Stored entries:
_ _ _ _ _

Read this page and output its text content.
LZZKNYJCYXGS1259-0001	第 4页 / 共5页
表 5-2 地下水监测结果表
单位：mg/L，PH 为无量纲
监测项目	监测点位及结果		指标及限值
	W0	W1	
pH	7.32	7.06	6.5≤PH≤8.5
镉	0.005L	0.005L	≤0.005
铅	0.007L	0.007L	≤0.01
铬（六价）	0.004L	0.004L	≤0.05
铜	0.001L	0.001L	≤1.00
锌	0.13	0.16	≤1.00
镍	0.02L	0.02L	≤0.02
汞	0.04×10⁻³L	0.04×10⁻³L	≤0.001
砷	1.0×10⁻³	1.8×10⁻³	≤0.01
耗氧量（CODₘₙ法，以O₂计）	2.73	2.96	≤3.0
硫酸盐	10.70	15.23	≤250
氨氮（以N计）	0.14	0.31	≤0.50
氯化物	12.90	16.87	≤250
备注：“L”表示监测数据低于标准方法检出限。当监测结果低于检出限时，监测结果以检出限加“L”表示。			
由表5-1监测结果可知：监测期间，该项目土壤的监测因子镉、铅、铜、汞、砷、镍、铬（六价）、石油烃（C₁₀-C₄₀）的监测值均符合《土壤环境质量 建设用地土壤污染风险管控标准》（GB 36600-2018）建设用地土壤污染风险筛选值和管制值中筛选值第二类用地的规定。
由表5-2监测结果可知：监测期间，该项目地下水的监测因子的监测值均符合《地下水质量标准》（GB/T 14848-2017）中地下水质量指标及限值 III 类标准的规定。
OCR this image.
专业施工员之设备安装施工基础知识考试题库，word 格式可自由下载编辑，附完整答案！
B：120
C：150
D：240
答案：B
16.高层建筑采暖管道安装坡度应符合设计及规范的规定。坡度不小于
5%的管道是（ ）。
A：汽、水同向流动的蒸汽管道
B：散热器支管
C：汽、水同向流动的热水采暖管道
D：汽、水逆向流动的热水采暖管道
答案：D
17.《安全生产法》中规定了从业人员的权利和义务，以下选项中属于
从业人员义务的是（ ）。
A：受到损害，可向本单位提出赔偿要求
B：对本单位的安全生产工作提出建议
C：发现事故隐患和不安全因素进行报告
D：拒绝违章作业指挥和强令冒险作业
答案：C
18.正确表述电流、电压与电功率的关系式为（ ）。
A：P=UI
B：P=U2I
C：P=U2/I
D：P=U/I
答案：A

_ _ _ _ _

(SHORT TASK): Copy out the data shown above without altering anything.

(FINISHED TASK):
Read this page and output its text content.
LZZKNYJCYXGS1259-0001	第 4页 / 共5页
表 5-2 地下水监测结果表
单位：mg/L，PH 为无量纲
监测项目	监测点位及结果		指标及限值
	W0	W1	
pH	7.32	7.06	6.5≤PH≤8.5
镉	0.005L	0.005L	≤0.005
铅	0.007L	0.007L	≤0.01
铬（六价）	0.004L	0.004L	≤0.05
铜	0.001L	0.001L	≤1.00
锌	0.13	0.16	≤1.00
镍	0.02L	0.02L	≤0.02
汞	0.04×10⁻³L	0.04×10⁻³L	≤0.001
砷	1.0×10⁻³	1.8×10⁻³	≤0.01
耗氧量（CODₘₙ法，以O₂计）	2.73	2.96	≤3.0
硫酸盐	10.70	15.23	≤250
氨氮（以N计）	0.14	0.31	≤0.50
氯化物	12.90	16.87	≤250
备注：“L”表示监测数据低于标准方法检出限。当监测结果低于检出限时，监测结果以检出限加“L”表示。			
由表5-1监测结果可知：监测期间，该项目土壤的监测因子镉、铅、铜、汞、砷、镍、铬（六价）、石油烃（C₁₀-C₄₀）的监测值均符合《土壤环境质量 建设用地土壤污染风险管控标准》（GB 36600-2018）建设用地土壤污染风险筛选值和管制值中筛选值第二类用地的规定。
由表5-2监测结果可知：监测期间，该项目地下水的监测因子的监测值均符合《地下水质量标准》（GB/T 14848-2017）中地下水质量指标及限值 III 类标准的规定。
OCR this image.
专业施工员之设备安装施工基础知识考试题库，word 格式可自由下载编辑，附完整答案！
B：120
C：150
D：240
答案：B
16.高层建筑采暖管道安装坡度应符合设计及规范的规定。坡度不小于
5%的管道是（ ）。
A：汽、水同向流动的蒸汽管道
B：散热器支管
C：汽、水同向流动的热水采暖管道
D：汽、水逆向流动的热水采暖管道
答案：D
17.《安全生产法》中规定了从业人员的权利和义务，以下选项中属于
从业人员义务的是（ ）。
A：受到损害，可向本单位提出赔偿要求
B：对本单位的安全生产工作提出建议
C：发现事故隐患和不安全因素进行报告
D：拒绝违章作业指挥和强令冒险作业
答案：C
18.正确表述电流、电压与电功率的关系式为（ ）。
A：P=UI
B：P=U2I
C：P=U2/I
D：P=U/I
答案：A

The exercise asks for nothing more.